WHAT IS EXPECTED
Skip the images. Copy the records exactly as written.

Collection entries
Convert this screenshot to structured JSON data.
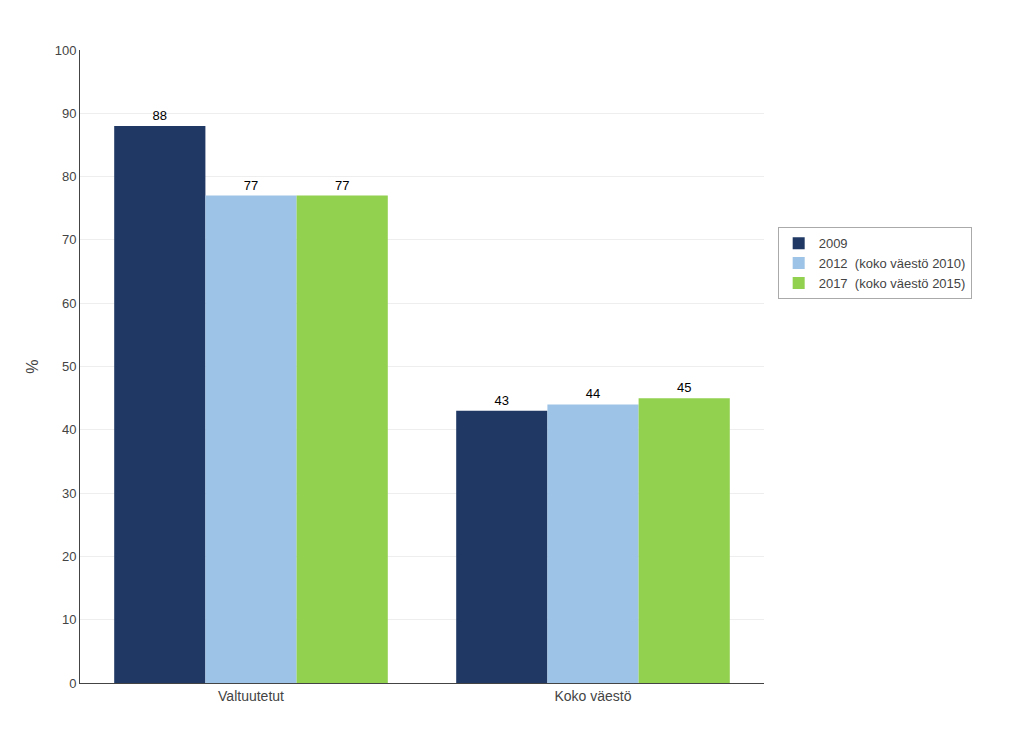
{
  "chart_data": {
    "type": "bar",
    "categories": [
      "Valtuutetut",
      "Koko väestö"
    ],
    "series": [
      {
        "name": "2009",
        "color": "#1F3864",
        "values": [
          88,
          43
        ]
      },
      {
        "name": "2012  (koko väestö 2010)",
        "color": "#9DC3E6",
        "values": [
          77,
          44
        ]
      },
      {
        "name": "2017  (koko väestö 2015)",
        "color": "#92D050",
        "values": [
          77,
          45
        ]
      }
    ],
    "ylabel": "%",
    "ylim": [
      0,
      100
    ],
    "yticks": [
      0,
      10,
      20,
      30,
      40,
      50,
      60,
      70,
      80,
      90,
      100
    ],
    "grid": true,
    "data_labels": true,
    "legend": "right"
  }
}
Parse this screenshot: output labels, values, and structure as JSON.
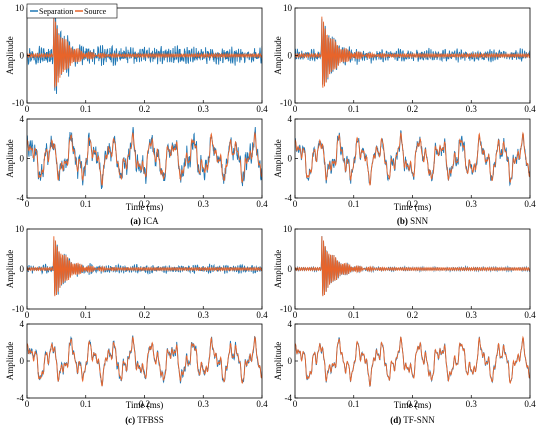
{
  "legend": {
    "entries": [
      {
        "label": "Separation",
        "color": "#1f77b4"
      },
      {
        "label": "Source",
        "color": "#e8642a"
      }
    ]
  },
  "colors": {
    "separation": "#1f77b4",
    "source": "#e8642a",
    "axes": "#000000"
  },
  "chart_data": [
    {
      "id": "a",
      "caption_letter": "(a)",
      "caption_text": "ICA",
      "xlabel": "Time (ms)",
      "x_range": [
        0,
        0.4
      ],
      "x_ticks": [
        "0",
        "0.1",
        "0.2",
        "0.3",
        "0.4"
      ],
      "plots": [
        {
          "type": "line",
          "ylabel": "Amplitude",
          "ylim": [
            -10,
            10
          ],
          "y_ticks": [
            "10",
            "0",
            "-10"
          ],
          "signal": "transient",
          "separation_noise": 1.2
        },
        {
          "type": "line",
          "ylabel": "Amplitude",
          "ylim": [
            -4,
            4
          ],
          "y_ticks": [
            "4",
            "0",
            "-4"
          ],
          "signal": "oscillation",
          "separation_noise": 0.55
        }
      ],
      "series": [
        {
          "name": "Separation"
        },
        {
          "name": "Source"
        }
      ]
    },
    {
      "id": "b",
      "caption_letter": "(b)",
      "caption_text": "SNN",
      "xlabel": "Time (ms)",
      "x_range": [
        0,
        0.4
      ],
      "x_ticks": [
        "0",
        "0.1",
        "0.2",
        "0.3",
        "0.4"
      ],
      "plots": [
        {
          "type": "line",
          "ylabel": "Amplitude",
          "ylim": [
            -10,
            10
          ],
          "y_ticks": [
            "10",
            "0",
            "-10"
          ],
          "signal": "transient",
          "separation_noise": 0.8
        },
        {
          "type": "line",
          "ylabel": "Amplitude",
          "ylim": [
            -4,
            4
          ],
          "y_ticks": [
            "4",
            "0",
            "-4"
          ],
          "signal": "oscillation",
          "separation_noise": 0.35
        }
      ],
      "series": [
        {
          "name": "Separation"
        },
        {
          "name": "Source"
        }
      ]
    },
    {
      "id": "c",
      "caption_letter": "(c)",
      "caption_text": "TFBSS",
      "xlabel": "Time (ms)",
      "x_range": [
        0,
        0.4
      ],
      "x_ticks": [
        "0",
        "0.1",
        "0.2",
        "0.3",
        "0.4"
      ],
      "plots": [
        {
          "type": "line",
          "ylabel": "Amplitude",
          "ylim": [
            -10,
            10
          ],
          "y_ticks": [
            "10",
            "0",
            "-10"
          ],
          "signal": "transient",
          "separation_noise": 0.6
        },
        {
          "type": "line",
          "ylabel": "Amplitude",
          "ylim": [
            -4,
            4
          ],
          "y_ticks": [
            "4",
            "0",
            "-4"
          ],
          "signal": "oscillation",
          "separation_noise": 0.25
        }
      ],
      "series": [
        {
          "name": "Separation"
        },
        {
          "name": "Source"
        }
      ]
    },
    {
      "id": "d",
      "caption_letter": "(d)",
      "caption_text": "TF-SNN",
      "xlabel": "Time (ms)",
      "x_range": [
        0,
        0.4
      ],
      "x_ticks": [
        "0",
        "0.1",
        "0.2",
        "0.3",
        "0.4"
      ],
      "plots": [
        {
          "type": "line",
          "ylabel": "Amplitude",
          "ylim": [
            -10,
            10
          ],
          "y_ticks": [
            "10",
            "0",
            "-10"
          ],
          "signal": "transient",
          "separation_noise": 0.15
        },
        {
          "type": "line",
          "ylabel": "Amplitude",
          "ylim": [
            -4,
            4
          ],
          "y_ticks": [
            "4",
            "0",
            "-4"
          ],
          "signal": "oscillation",
          "separation_noise": 0.12
        }
      ],
      "series": [
        {
          "name": "Separation"
        },
        {
          "name": "Source"
        }
      ]
    }
  ]
}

COMPLETE ANSWER
Convert this screenshot to structured JSON data.
{
  "chart_data": {
    "type": "bar",
    "categories": [
      "Valtuutetut",
      "Koko väestö"
    ],
    "series": [
      {
        "name": "2009",
        "color": "#1F3864",
        "values": [
          88,
          43
        ]
      },
      {
        "name": "2012  (koko väestö 2010)",
        "color": "#9DC3E6",
        "values": [
          77,
          44
        ]
      },
      {
        "name": "2017  (koko väestö 2015)",
        "color": "#92D050",
        "values": [
          77,
          45
        ]
      }
    ],
    "ylabel": "%",
    "ylim": [
      0,
      100
    ],
    "yticks": [
      0,
      10,
      20,
      30,
      40,
      50,
      60,
      70,
      80,
      90,
      100
    ],
    "grid": true,
    "data_labels": true,
    "legend": "right"
  }
}
Parse this screenshot: output labels, values, and structure as JSON.
{
  "legend": {
    "entries": [
      {
        "label": "Separation",
        "color": "#1f77b4"
      },
      {
        "label": "Source",
        "color": "#e8642a"
      }
    ]
  },
  "colors": {
    "separation": "#1f77b4",
    "source": "#e8642a",
    "axes": "#000000"
  },
  "chart_data": [
    {
      "id": "a",
      "caption_letter": "(a)",
      "caption_text": "ICA",
      "xlabel": "Time (ms)",
      "x_range": [
        0,
        0.4
      ],
      "x_ticks": [
        "0",
        "0.1",
        "0.2",
        "0.3",
        "0.4"
      ],
      "plots": [
        {
          "type": "line",
          "ylabel": "Amplitude",
          "ylim": [
            -10,
            10
          ],
          "y_ticks": [
            "10",
            "0",
            "-10"
          ],
          "signal": "transient",
          "separation_noise": 1.2
        },
        {
          "type": "line",
          "ylabel": "Amplitude",
          "ylim": [
            -4,
            4
          ],
          "y_ticks": [
            "4",
            "0",
            "-4"
          ],
          "signal": "oscillation",
          "separation_noise": 0.55
        }
      ],
      "series": [
        {
          "name": "Separation"
        },
        {
          "name": "Source"
        }
      ]
    },
    {
      "id": "b",
      "caption_letter": "(b)",
      "caption_text": "SNN",
      "xlabel": "Time (ms)",
      "x_range": [
        0,
        0.4
      ],
      "x_ticks": [
        "0",
        "0.1",
        "0.2",
        "0.3",
        "0.4"
      ],
      "plots": [
        {
          "type": "line",
          "ylabel": "Amplitude",
          "ylim": [
            -10,
            10
          ],
          "y_ticks": [
            "10",
            "0",
            "-10"
          ],
          "signal": "transient",
          "separation_noise": 0.8
        },
        {
          "type": "line",
          "ylabel": "Amplitude",
          "ylim": [
            -4,
            4
          ],
          "y_ticks": [
            "4",
            "0",
            "-4"
          ],
          "signal": "oscillation",
          "separation_noise": 0.35
        }
      ],
      "series": [
        {
          "name": "Separation"
        },
        {
          "name": "Source"
        }
      ]
    },
    {
      "id": "c",
      "caption_letter": "(c)",
      "caption_text": "TFBSS",
      "xlabel": "Time (ms)",
      "x_range": [
        0,
        0.4
      ],
      "x_ticks": [
        "0",
        "0.1",
        "0.2",
        "0.3",
        "0.4"
      ],
      "plots": [
        {
          "type": "line",
          "ylabel": "Amplitude",
          "ylim": [
            -10,
            10
          ],
          "y_ticks": [
            "10",
            "0",
            "-10"
          ],
          "signal": "transient",
          "separation_noise": 0.6
        },
        {
          "type": "line",
          "ylabel": "Amplitude",
          "ylim": [
            -4,
            4
          ],
          "y_ticks": [
            "4",
            "0",
            "-4"
          ],
          "signal": "oscillation",
          "separation_noise": 0.25
        }
      ],
      "series": [
        {
          "name": "Separation"
        },
        {
          "name": "Source"
        }
      ]
    },
    {
      "id": "d",
      "caption_letter": "(d)",
      "caption_text": "TF-SNN",
      "xlabel": "Time (ms)",
      "x_range": [
        0,
        0.4
      ],
      "x_ticks": [
        "0",
        "0.1",
        "0.2",
        "0.3",
        "0.4"
      ],
      "plots": [
        {
          "type": "line",
          "ylabel": "Amplitude",
          "ylim": [
            -10,
            10
          ],
          "y_ticks": [
            "10",
            "0",
            "-10"
          ],
          "signal": "transient",
          "separation_noise": 0.15
        },
        {
          "type": "line",
          "ylabel": "Amplitude",
          "ylim": [
            -4,
            4
          ],
          "y_ticks": [
            "4",
            "0",
            "-4"
          ],
          "signal": "oscillation",
          "separation_noise": 0.12
        }
      ],
      "series": [
        {
          "name": "Separation"
        },
        {
          "name": "Source"
        }
      ]
    }
  ]
}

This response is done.